What needs to be done.
Update the data below by replacing each "colorbar-tick" with "legend-tick" and leaving everything else as it is. Don't include the pictures in your answer.

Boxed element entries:
........
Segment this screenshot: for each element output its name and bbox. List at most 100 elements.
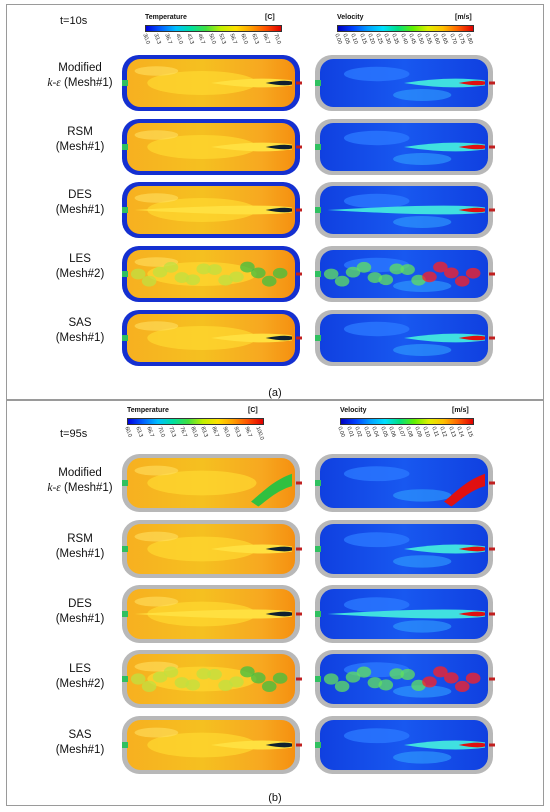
temperature-contour-plot xyxy=(120,714,302,776)
model-name: DES xyxy=(68,598,92,610)
panel-a-velocity-colorbar xyxy=(337,25,474,32)
mesh-label: (Mesh#2) xyxy=(30,267,130,282)
colorbar-tick: 93.3 xyxy=(232,426,242,439)
model-label: SAS (Mesh#1) xyxy=(30,728,130,758)
model-label: Modified k-ε (Mesh#1) xyxy=(30,61,130,91)
colorbar-tick: 83.3 xyxy=(199,426,210,439)
mesh-id: (Mesh#1) xyxy=(55,141,105,153)
colorbar-tick: 0.15 xyxy=(464,426,474,439)
colorbar-tick: 96.7 xyxy=(243,426,253,439)
panel-b-temperature-title: Temperature xyxy=(127,407,169,414)
panel-b-frame xyxy=(6,400,544,806)
mesh-id: (Mesh#1) xyxy=(55,332,105,344)
velocity-contour-plot xyxy=(313,583,495,645)
temperature-contour-plot xyxy=(120,117,302,177)
turbulence-model-symbol: k-ε xyxy=(47,77,61,89)
mesh-id: (Mesh#1) xyxy=(60,77,113,89)
panel-b-velocity-unit: [m/s] xyxy=(452,407,469,414)
panel-a-temperature-ticks: 30.0 33.3 36.7 40.0 43.3 46.7 50.0 53.3 56.7 60.0… xyxy=(141,33,282,47)
colorbar-tick: 70.0 xyxy=(156,426,166,439)
velocity-contour-plot xyxy=(313,452,495,514)
colorbar-tick: 33.3 xyxy=(152,33,162,46)
colorbar-tick: 80.0 xyxy=(188,426,199,439)
mesh-label: (Mesh#1) xyxy=(30,140,130,155)
colorbar-tick: 43.3 xyxy=(185,33,195,46)
velocity-contour-plot xyxy=(313,714,495,776)
mesh-label: k-ε (Mesh#1) xyxy=(30,481,130,496)
velocity-contour-plot xyxy=(313,648,495,710)
panel-a-temperature-unit: [C] xyxy=(265,14,275,21)
colorbar-tick: 86.7 xyxy=(210,426,220,439)
model-name: LES xyxy=(69,253,91,265)
mesh-id: (Mesh#2) xyxy=(55,268,105,280)
mesh-label: (Mesh#2) xyxy=(30,677,130,692)
model-label: DES (Mesh#1) xyxy=(30,188,130,218)
colorbar-tick: 60.0 xyxy=(239,33,249,46)
mesh-label: (Mesh#1) xyxy=(30,743,130,758)
model-label: RSM (Mesh#1) xyxy=(30,125,130,155)
temperature-contour-plot xyxy=(120,518,302,580)
mesh-id: (Mesh#1) xyxy=(55,613,105,625)
mesh-label: (Mesh#1) xyxy=(30,547,130,562)
model-label: LES (Mesh#2) xyxy=(30,252,130,282)
panel-a-temperature-colorbar xyxy=(145,25,282,32)
mesh-id: (Mesh#1) xyxy=(55,744,105,756)
panel-b-velocity-title: Velocity xyxy=(340,407,367,414)
panel-a-frame xyxy=(6,4,544,400)
velocity-contour-plot xyxy=(313,117,495,177)
panel-b-temperature-ticks: 60.0 63.3 66.7 70.0 73.3 76.7 80.0 83.3 86.7 90.0… xyxy=(123,426,265,441)
model-label: LES (Mesh#2) xyxy=(30,662,130,692)
colorbar-tick: 53.3 xyxy=(217,33,228,46)
panel-a-velocity-ticks: 0.00 0.05 0.10 0.15 0.20 0.25 0.30 0.35 0.40 0.45… xyxy=(333,33,474,47)
panel-a-caption: (a) xyxy=(268,387,282,399)
colorbar-tick: 63.3 xyxy=(134,426,144,439)
colorbar-tick: 66.7 xyxy=(145,426,155,439)
colorbar-tick: 66.7 xyxy=(261,33,271,46)
model-label: SAS (Mesh#1) xyxy=(30,316,130,346)
panel-a-temperature-title: Temperature xyxy=(145,14,187,21)
velocity-contour-plot xyxy=(313,180,495,240)
mesh-id: (Mesh#1) xyxy=(60,482,113,494)
mesh-id: (Mesh#2) xyxy=(55,678,105,690)
temperature-contour-plot xyxy=(120,53,302,113)
panel-b-velocity-ticks: 0.00 0.01 0.02 0.03 0.04 0.05 0.06 0.07 0.08 0.09… xyxy=(336,426,474,440)
colorbar-tick: 0.80 xyxy=(464,33,474,46)
colorbar-tick: 36.7 xyxy=(163,33,173,46)
model-name: DES xyxy=(68,189,92,201)
mesh-label: (Mesh#1) xyxy=(30,203,130,218)
mesh-label: (Mesh#1) xyxy=(30,331,130,346)
model-name: SAS xyxy=(68,317,92,329)
colorbar-tick: 70.0 xyxy=(272,33,282,46)
colorbar-tick: 100.0 xyxy=(254,426,265,441)
velocity-contour-plot xyxy=(313,308,495,368)
model-name: SAS xyxy=(68,729,92,741)
mesh-id: (Mesh#1) xyxy=(55,548,105,560)
colorbar-tick: 90.0 xyxy=(221,426,231,439)
temperature-contour-plot xyxy=(120,583,302,645)
panel-a-velocity-unit: [m/s] xyxy=(455,14,472,21)
velocity-contour-plot xyxy=(313,244,495,304)
colorbar-tick: 73.3 xyxy=(167,426,177,439)
model-label: RSM (Mesh#1) xyxy=(30,532,130,562)
velocity-contour-plot xyxy=(313,53,495,113)
mesh-label: k-ε (Mesh#1) xyxy=(30,76,130,91)
colorbar-tick: 76.7 xyxy=(177,426,188,439)
model-name: RSM xyxy=(67,533,93,545)
temperature-contour-plot xyxy=(120,648,302,710)
panel-b-temperature-colorbar xyxy=(127,418,264,425)
panel-b-caption: (b) xyxy=(268,792,282,804)
temperature-contour-plot xyxy=(120,308,302,368)
model-name: RSM xyxy=(67,126,93,138)
mesh-label: (Mesh#1) xyxy=(30,612,130,627)
model-name: Modified xyxy=(58,62,102,74)
panel-b-velocity-colorbar xyxy=(340,418,474,425)
model-label: Modified k-ε (Mesh#1) xyxy=(30,466,130,496)
colorbar-tick: 63.3 xyxy=(250,33,260,46)
turbulence-model-symbol: k-ε xyxy=(47,482,61,494)
colorbar-tick: 46.7 xyxy=(195,33,206,46)
mesh-id: (Mesh#1) xyxy=(55,204,105,216)
model-label: DES (Mesh#1) xyxy=(30,597,130,627)
panel-a-velocity-title: Velocity xyxy=(337,14,364,21)
panel-a-time: t=10s xyxy=(60,15,88,27)
colorbar-tick: 50.0 xyxy=(206,33,217,46)
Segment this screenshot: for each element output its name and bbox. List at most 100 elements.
........
Task response.
Segment this screenshot: for each element output its name and bbox. List at most 100 elements.
temperature-contour-plot xyxy=(120,714,302,776)
model-name: DES xyxy=(68,598,92,610)
panel-a-velocity-colorbar xyxy=(337,25,474,32)
mesh-label: (Mesh#2) xyxy=(30,267,130,282)
legend-tick: 93.3 xyxy=(232,426,242,439)
model-label: SAS (Mesh#1) xyxy=(30,728,130,758)
model-label: Modified k-ε (Mesh#1) xyxy=(30,61,130,91)
legend-tick: 83.3 xyxy=(199,426,210,439)
mesh-id: (Mesh#1) xyxy=(55,141,105,153)
legend-tick: 0.15 xyxy=(464,426,474,439)
legend-tick: 96.7 xyxy=(243,426,253,439)
panel-b-temperature-title: Temperature xyxy=(127,407,169,414)
panel-b-frame xyxy=(6,400,544,806)
mesh-id: (Mesh#1) xyxy=(55,332,105,344)
velocity-contour-plot xyxy=(313,583,495,645)
temperature-contour-plot xyxy=(120,117,302,177)
turbulence-model-symbol: k-ε xyxy=(47,77,61,89)
mesh-id: (Mesh#1) xyxy=(60,77,113,89)
panel-b-velocity-unit: [m/s] xyxy=(452,407,469,414)
panel-a-temperature-ticks: 30.0 33.3 36.7 40.0 43.3 46.7 50.0 53.3 56.7 60.0… xyxy=(141,33,282,47)
legend-tick: 70.0 xyxy=(156,426,166,439)
velocity-contour-plot xyxy=(313,452,495,514)
legend-tick: 33.3 xyxy=(152,33,162,46)
legend-tick: 80.0 xyxy=(188,426,199,439)
mesh-label: (Mesh#1) xyxy=(30,140,130,155)
legend-tick: 43.3 xyxy=(185,33,195,46)
velocity-contour-plot xyxy=(313,714,495,776)
mesh-label: k-ε (Mesh#1) xyxy=(30,481,130,496)
velocity-contour-plot xyxy=(313,648,495,710)
panel-a-temperature-unit: [C] xyxy=(265,14,275,21)
legend-tick: 86.7 xyxy=(210,426,220,439)
model-name: LES xyxy=(69,253,91,265)
mesh-id: (Mesh#2) xyxy=(55,268,105,280)
mesh-label: (Mesh#2) xyxy=(30,677,130,692)
model-label: DES (Mesh#1) xyxy=(30,188,130,218)
legend-tick: 60.0 xyxy=(239,33,249,46)
mesh-label: (Mesh#1) xyxy=(30,743,130,758)
model-label: RSM (Mesh#1) xyxy=(30,125,130,155)
temperature-contour-plot xyxy=(120,518,302,580)
mesh-id: (Mesh#1) xyxy=(55,613,105,625)
mesh-label: (Mesh#1) xyxy=(30,547,130,562)
model-label: LES (Mesh#2) xyxy=(30,252,130,282)
panel-a-temperature-colorbar xyxy=(145,25,282,32)
mesh-id: (Mesh#1) xyxy=(55,744,105,756)
panel-b-velocity-title: Velocity xyxy=(340,407,367,414)
panel-a-frame xyxy=(6,4,544,400)
velocity-contour-plot xyxy=(313,117,495,177)
panel-b-temperature-ticks: 60.0 63.3 66.7 70.0 73.3 76.7 80.0 83.3 86.7 90.0… xyxy=(123,426,265,441)
model-label: LES (Mesh#2) xyxy=(30,662,130,692)
legend-tick: 53.3 xyxy=(217,33,228,46)
panel-a-velocity-ticks: 0.00 0.05 0.10 0.15 0.20 0.25 0.30 0.35 0.40 0.45… xyxy=(333,33,474,47)
panel-a-caption: (a) xyxy=(268,387,282,399)
legend-tick: 63.3 xyxy=(134,426,144,439)
legend-tick: 66.7 xyxy=(145,426,155,439)
legend-tick: 66.7 xyxy=(261,33,271,46)
model-label: SAS (Mesh#1) xyxy=(30,316,130,346)
panel-a-temperature-title: Temperature xyxy=(145,14,187,21)
velocity-contour-plot xyxy=(313,180,495,240)
mesh-id: (Mesh#1) xyxy=(60,482,113,494)
mesh-id: (Mesh#2) xyxy=(55,678,105,690)
temperature-contour-plot xyxy=(120,53,302,113)
panel-b-velocity-ticks: 0.00 0.01 0.02 0.03 0.04 0.05 0.06 0.07 0.08 0.09… xyxy=(336,426,474,440)
legend-tick: 0.80 xyxy=(464,33,474,46)
legend-tick: 36.7 xyxy=(163,33,173,46)
model-name: DES xyxy=(68,189,92,201)
mesh-label: (Mesh#1) xyxy=(30,203,130,218)
mesh-label: (Mesh#1) xyxy=(30,331,130,346)
model-name: SAS xyxy=(68,317,92,329)
legend-tick: 70.0 xyxy=(272,33,282,46)
legend-tick: 100.0 xyxy=(254,426,265,441)
velocity-contour-plot xyxy=(313,308,495,368)
model-name: SAS xyxy=(68,729,92,741)
mesh-id: (Mesh#1) xyxy=(55,548,105,560)
legend-tick: 90.0 xyxy=(221,426,231,439)
temperature-contour-plot xyxy=(120,583,302,645)
panel-a-velocity-unit: [m/s] xyxy=(455,14,472,21)
velocity-contour-plot xyxy=(313,244,495,304)
legend-tick: 73.3 xyxy=(167,426,177,439)
model-label: RSM (Mesh#1) xyxy=(30,532,130,562)
velocity-contour-plot xyxy=(313,53,495,113)
mesh-label: k-ε (Mesh#1) xyxy=(30,76,130,91)
legend-tick: 76.7 xyxy=(177,426,188,439)
model-name: RSM xyxy=(67,533,93,545)
temperature-contour-plot xyxy=(120,648,302,710)
panel-b-temperature-colorbar xyxy=(127,418,264,425)
panel-b-caption: (b) xyxy=(268,792,282,804)
temperature-contour-plot xyxy=(120,308,302,368)
model-name: RSM xyxy=(67,126,93,138)
mesh-label: (Mesh#1) xyxy=(30,612,130,627)
model-name: Modified xyxy=(58,62,102,74)
panel-b-velocity-colorbar xyxy=(340,418,474,425)
model-label: Modified k-ε (Mesh#1) xyxy=(30,466,130,496)
legend-tick: 63.3 xyxy=(250,33,260,46)
turbulence-model-symbol: k-ε xyxy=(47,482,61,494)
legend-tick: 46.7 xyxy=(195,33,206,46)
mesh-id: (Mesh#1) xyxy=(55,204,105,216)
model-label: DES (Mesh#1) xyxy=(30,597,130,627)
panel-a-velocity-title: Velocity xyxy=(337,14,364,21)
panel-a-time: t=10s xyxy=(60,15,88,27)
legend-tick: 50.0 xyxy=(206,33,217,46)
Segment this screenshot: for each element output its name and bbox. List at most 100 elements.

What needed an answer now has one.